# Stated problem
Extract all of the lines below and reproduce each one without any change.

# Layout coordinate data
_____

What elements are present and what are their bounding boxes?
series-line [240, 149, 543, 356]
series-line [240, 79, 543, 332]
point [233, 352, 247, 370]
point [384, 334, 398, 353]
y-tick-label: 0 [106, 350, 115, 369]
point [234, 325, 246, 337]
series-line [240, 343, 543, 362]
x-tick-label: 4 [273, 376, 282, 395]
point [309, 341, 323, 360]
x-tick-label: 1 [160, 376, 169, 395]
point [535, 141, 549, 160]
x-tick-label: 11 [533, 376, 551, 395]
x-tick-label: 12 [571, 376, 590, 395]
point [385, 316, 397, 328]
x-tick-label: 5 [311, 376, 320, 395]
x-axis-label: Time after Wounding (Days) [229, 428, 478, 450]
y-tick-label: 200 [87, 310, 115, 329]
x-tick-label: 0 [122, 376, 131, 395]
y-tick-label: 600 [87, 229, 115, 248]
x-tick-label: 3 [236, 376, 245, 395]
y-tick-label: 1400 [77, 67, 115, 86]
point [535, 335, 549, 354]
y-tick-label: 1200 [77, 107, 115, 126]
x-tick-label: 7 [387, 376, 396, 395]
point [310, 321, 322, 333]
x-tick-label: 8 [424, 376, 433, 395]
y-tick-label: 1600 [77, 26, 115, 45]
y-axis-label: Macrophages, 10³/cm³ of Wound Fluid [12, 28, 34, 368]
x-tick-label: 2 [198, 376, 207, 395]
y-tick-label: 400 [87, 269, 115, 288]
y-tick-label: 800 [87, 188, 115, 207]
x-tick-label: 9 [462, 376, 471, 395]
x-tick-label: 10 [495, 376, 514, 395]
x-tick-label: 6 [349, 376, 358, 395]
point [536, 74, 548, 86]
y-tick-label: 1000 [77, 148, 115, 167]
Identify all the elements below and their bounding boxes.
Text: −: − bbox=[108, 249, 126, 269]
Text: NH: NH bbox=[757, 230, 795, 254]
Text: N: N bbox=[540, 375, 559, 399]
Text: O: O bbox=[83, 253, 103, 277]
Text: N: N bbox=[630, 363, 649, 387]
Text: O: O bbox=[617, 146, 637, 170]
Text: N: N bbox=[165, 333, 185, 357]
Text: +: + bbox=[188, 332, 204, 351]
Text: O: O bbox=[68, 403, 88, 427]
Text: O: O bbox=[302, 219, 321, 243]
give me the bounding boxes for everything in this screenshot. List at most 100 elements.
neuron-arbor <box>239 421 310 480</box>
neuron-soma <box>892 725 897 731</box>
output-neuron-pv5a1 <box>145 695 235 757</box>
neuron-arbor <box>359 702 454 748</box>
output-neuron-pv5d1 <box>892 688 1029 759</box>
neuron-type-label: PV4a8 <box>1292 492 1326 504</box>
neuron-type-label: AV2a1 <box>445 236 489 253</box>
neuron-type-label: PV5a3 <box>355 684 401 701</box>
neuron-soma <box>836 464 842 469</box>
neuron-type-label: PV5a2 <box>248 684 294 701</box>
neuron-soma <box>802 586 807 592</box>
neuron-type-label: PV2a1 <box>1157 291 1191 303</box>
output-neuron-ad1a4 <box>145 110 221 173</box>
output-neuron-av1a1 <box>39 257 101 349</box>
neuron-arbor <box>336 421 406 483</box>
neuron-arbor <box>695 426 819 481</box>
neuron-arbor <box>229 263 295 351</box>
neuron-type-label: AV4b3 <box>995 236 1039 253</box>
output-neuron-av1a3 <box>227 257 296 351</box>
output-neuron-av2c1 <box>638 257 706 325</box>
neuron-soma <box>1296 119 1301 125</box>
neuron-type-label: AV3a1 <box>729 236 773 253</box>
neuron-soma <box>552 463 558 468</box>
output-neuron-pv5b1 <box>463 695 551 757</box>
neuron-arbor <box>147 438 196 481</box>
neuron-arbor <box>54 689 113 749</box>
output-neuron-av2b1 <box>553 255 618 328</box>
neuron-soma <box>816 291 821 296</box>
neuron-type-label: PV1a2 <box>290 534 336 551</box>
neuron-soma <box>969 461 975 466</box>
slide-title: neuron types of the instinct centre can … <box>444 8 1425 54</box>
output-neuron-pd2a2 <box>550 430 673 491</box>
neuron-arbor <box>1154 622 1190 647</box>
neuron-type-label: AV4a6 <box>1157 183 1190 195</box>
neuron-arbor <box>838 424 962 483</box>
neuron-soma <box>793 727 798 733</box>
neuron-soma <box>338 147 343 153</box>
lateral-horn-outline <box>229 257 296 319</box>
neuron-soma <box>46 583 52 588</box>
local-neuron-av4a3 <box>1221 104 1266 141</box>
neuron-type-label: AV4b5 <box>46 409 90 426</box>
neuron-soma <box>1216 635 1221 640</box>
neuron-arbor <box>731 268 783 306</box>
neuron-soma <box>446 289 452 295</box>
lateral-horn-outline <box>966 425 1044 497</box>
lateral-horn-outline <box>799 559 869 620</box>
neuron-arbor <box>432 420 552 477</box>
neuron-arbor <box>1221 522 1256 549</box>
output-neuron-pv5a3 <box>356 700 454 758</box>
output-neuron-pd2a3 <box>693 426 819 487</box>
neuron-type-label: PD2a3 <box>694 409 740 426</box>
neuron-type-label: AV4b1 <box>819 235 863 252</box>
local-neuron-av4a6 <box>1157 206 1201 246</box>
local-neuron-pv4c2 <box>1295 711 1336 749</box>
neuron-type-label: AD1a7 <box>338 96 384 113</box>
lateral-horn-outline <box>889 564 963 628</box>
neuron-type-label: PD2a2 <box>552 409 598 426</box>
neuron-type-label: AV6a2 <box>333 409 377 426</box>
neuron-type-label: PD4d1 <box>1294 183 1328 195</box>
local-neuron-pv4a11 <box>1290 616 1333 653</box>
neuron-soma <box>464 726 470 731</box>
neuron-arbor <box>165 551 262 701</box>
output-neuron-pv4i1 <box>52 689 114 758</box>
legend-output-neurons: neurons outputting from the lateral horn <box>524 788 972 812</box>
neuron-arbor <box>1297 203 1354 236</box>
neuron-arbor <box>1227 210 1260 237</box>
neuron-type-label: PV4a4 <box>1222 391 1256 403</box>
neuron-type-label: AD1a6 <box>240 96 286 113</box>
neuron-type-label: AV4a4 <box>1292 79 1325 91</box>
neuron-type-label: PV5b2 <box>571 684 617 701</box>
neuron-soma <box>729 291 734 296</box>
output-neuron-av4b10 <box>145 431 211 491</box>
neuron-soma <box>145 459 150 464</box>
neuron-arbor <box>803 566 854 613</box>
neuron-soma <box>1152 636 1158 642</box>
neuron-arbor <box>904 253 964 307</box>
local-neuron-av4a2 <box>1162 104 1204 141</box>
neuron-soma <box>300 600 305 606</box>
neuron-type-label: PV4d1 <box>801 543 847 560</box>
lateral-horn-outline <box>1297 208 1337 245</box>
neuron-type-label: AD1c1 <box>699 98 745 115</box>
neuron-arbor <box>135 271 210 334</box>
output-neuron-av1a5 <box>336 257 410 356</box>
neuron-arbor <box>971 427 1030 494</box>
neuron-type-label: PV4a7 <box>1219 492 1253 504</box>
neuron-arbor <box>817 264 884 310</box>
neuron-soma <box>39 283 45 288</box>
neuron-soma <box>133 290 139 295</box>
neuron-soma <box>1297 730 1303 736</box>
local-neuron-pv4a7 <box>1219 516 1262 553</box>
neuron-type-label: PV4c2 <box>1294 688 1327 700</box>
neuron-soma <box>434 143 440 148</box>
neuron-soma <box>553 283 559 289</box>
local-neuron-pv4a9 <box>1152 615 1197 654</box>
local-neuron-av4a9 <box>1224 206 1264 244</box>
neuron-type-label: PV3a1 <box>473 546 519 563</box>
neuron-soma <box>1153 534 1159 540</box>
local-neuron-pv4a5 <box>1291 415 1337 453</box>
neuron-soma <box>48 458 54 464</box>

_____

# Task result
What elements are present and what are their bounding boxes?
series-line [240, 149, 543, 356]
series-line [240, 79, 543, 332]
point [233, 352, 247, 370]
point [384, 334, 398, 353]
y-tick-label: 0 [106, 350, 115, 369]
point [234, 325, 246, 337]
series-line [240, 343, 543, 362]
x-tick-label: 4 [273, 376, 282, 395]
point [309, 341, 323, 360]
x-tick-label: 1 [160, 376, 169, 395]
point [535, 141, 549, 160]
x-tick-label: 11 [533, 376, 551, 395]
x-tick-label: 12 [571, 376, 590, 395]
point [385, 316, 397, 328]
x-tick-label: 5 [311, 376, 320, 395]
x-axis-label: Time after Wounding (Days) [229, 428, 478, 450]
y-tick-label: 200 [87, 310, 115, 329]
x-tick-label: 0 [122, 376, 131, 395]
y-tick-label: 600 [87, 229, 115, 248]
x-tick-label: 3 [236, 376, 245, 395]
y-tick-label: 1400 [77, 67, 115, 86]
point [535, 335, 549, 354]
y-tick-label: 1200 [77, 107, 115, 126]
x-tick-label: 7 [387, 376, 396, 395]
point [310, 321, 322, 333]
x-tick-label: 8 [424, 376, 433, 395]
y-tick-label: 1600 [77, 26, 115, 45]
y-axis-label: Macrophages, 10³/cm³ of Wound Fluid [12, 28, 34, 368]
x-tick-label: 2 [198, 376, 207, 395]
y-tick-label: 400 [87, 269, 115, 288]
y-tick-label: 800 [87, 188, 115, 207]
x-tick-label: 9 [462, 376, 471, 395]
x-tick-label: 10 [495, 376, 514, 395]
x-tick-label: 6 [349, 376, 358, 395]
point [536, 74, 548, 86]
y-tick-label: 1000 [77, 148, 115, 167]
Identify all the elements below and their bounding boxes.
Text: −: − bbox=[108, 249, 126, 269]
Text: NH: NH bbox=[757, 230, 795, 254]
Text: N: N bbox=[540, 375, 559, 399]
Text: O: O bbox=[83, 253, 103, 277]
Text: N: N bbox=[630, 363, 649, 387]
Text: O: O bbox=[617, 146, 637, 170]
Text: N: N bbox=[165, 333, 185, 357]
Text: +: + bbox=[188, 332, 204, 351]
Text: O: O bbox=[68, 403, 88, 427]
Text: O: O bbox=[302, 219, 321, 243]
give me the bounding boxes for everything in this screenshot. List at most 100 elements.
neuron-arbor <box>239 421 310 480</box>
neuron-soma <box>892 725 897 731</box>
output-neuron-pv5a1 <box>145 695 235 757</box>
neuron-arbor <box>359 702 454 748</box>
output-neuron-pv5d1 <box>892 688 1029 759</box>
neuron-type-label: PV4a8 <box>1292 492 1326 504</box>
neuron-type-label: AV2a1 <box>445 236 489 253</box>
neuron-type-label: PV5a3 <box>355 684 401 701</box>
neuron-soma <box>836 464 842 469</box>
neuron-type-label: PV5a2 <box>248 684 294 701</box>
neuron-soma <box>802 586 807 592</box>
neuron-type-label: PV2a1 <box>1157 291 1191 303</box>
output-neuron-ad1a4 <box>145 110 221 173</box>
output-neuron-av1a1 <box>39 257 101 349</box>
neuron-arbor <box>336 421 406 483</box>
neuron-arbor <box>695 426 819 481</box>
neuron-arbor <box>229 263 295 351</box>
neuron-type-label: AV4b3 <box>995 236 1039 253</box>
output-neuron-av1a3 <box>227 257 296 351</box>
output-neuron-av2c1 <box>638 257 706 325</box>
neuron-soma <box>1296 119 1301 125</box>
neuron-type-label: AV3a1 <box>729 236 773 253</box>
neuron-soma <box>552 463 558 468</box>
output-neuron-pv5b1 <box>463 695 551 757</box>
neuron-arbor <box>147 438 196 481</box>
neuron-arbor <box>54 689 113 749</box>
output-neuron-av2b1 <box>553 255 618 328</box>
neuron-soma <box>816 291 821 296</box>
neuron-type-label: PV1a2 <box>290 534 336 551</box>
neuron-soma <box>969 461 975 466</box>
slide-title: neuron types of the instinct centre can … <box>444 8 1425 54</box>
output-neuron-pd2a2 <box>550 430 673 491</box>
neuron-arbor <box>1154 622 1190 647</box>
neuron-type-label: AV4a6 <box>1157 183 1190 195</box>
neuron-arbor <box>838 424 962 483</box>
neuron-soma <box>793 727 798 733</box>
neuron-soma <box>338 147 343 153</box>
lateral-horn-outline <box>229 257 296 319</box>
neuron-soma <box>46 583 52 588</box>
local-neuron-av4a3 <box>1221 104 1266 141</box>
neuron-type-label: AV4b5 <box>46 409 90 426</box>
neuron-soma <box>1216 635 1221 640</box>
neuron-arbor <box>731 268 783 306</box>
neuron-soma <box>446 289 452 295</box>
lateral-horn-outline <box>966 425 1044 497</box>
lateral-horn-outline <box>799 559 869 620</box>
neuron-arbor <box>432 420 552 477</box>
neuron-arbor <box>1221 522 1256 549</box>
output-neuron-pv5a3 <box>356 700 454 758</box>
output-neuron-pd2a3 <box>693 426 819 487</box>
neuron-type-label: PD2a3 <box>694 409 740 426</box>
neuron-type-label: AV4b1 <box>819 235 863 252</box>
local-neuron-av4a6 <box>1157 206 1201 246</box>
local-neuron-pv4c2 <box>1295 711 1336 749</box>
neuron-type-label: AD1a7 <box>338 96 384 113</box>
lateral-horn-outline <box>889 564 963 628</box>
neuron-type-label: PD2a2 <box>552 409 598 426</box>
neuron-type-label: AV6a2 <box>333 409 377 426</box>
neuron-type-label: PD4d1 <box>1294 183 1328 195</box>
local-neuron-pv4a11 <box>1290 616 1333 653</box>
neuron-soma <box>464 726 470 731</box>
neuron-arbor <box>165 551 262 701</box>
output-neuron-pv4i1 <box>52 689 114 758</box>
legend-output-neurons: neurons outputting from the lateral horn <box>524 788 972 812</box>
neuron-arbor <box>1297 203 1354 236</box>
neuron-arbor <box>1227 210 1260 237</box>
neuron-type-label: PV4a4 <box>1222 391 1256 403</box>
neuron-type-label: AD1a6 <box>240 96 286 113</box>
neuron-type-label: AV4a4 <box>1292 79 1325 91</box>
neuron-type-label: PV5b2 <box>571 684 617 701</box>
neuron-soma <box>729 291 734 296</box>
output-neuron-av4b10 <box>145 431 211 491</box>
neuron-soma <box>145 459 150 464</box>
neuron-arbor <box>803 566 854 613</box>
neuron-soma <box>1152 636 1158 642</box>
neuron-arbor <box>904 253 964 307</box>
local-neuron-av4a2 <box>1162 104 1204 141</box>
neuron-soma <box>300 600 305 606</box>
neuron-type-label: PV4d1 <box>801 543 847 560</box>
lateral-horn-outline <box>1297 208 1337 245</box>
neuron-type-label: AD1c1 <box>699 98 745 115</box>
neuron-arbor <box>135 271 210 334</box>
output-neuron-av1a5 <box>336 257 410 356</box>
neuron-arbor <box>971 427 1030 494</box>
neuron-type-label: PV4a7 <box>1219 492 1253 504</box>
neuron-arbor <box>817 264 884 310</box>
neuron-soma <box>39 283 45 288</box>
neuron-soma <box>133 290 139 295</box>
neuron-soma <box>1297 730 1303 736</box>
local-neuron-pv4a7 <box>1219 516 1262 553</box>
neuron-type-label: PV4c2 <box>1294 688 1327 700</box>
neuron-soma <box>434 143 440 148</box>
neuron-soma <box>553 283 559 289</box>
local-neuron-pv4a9 <box>1152 615 1197 654</box>
local-neuron-av4a9 <box>1224 206 1264 244</box>
neuron-type-label: PV3a1 <box>473 546 519 563</box>
neuron-soma <box>1153 534 1159 540</box>
local-neuron-pv4a5 <box>1291 415 1337 453</box>
neuron-soma <box>48 458 54 464</box>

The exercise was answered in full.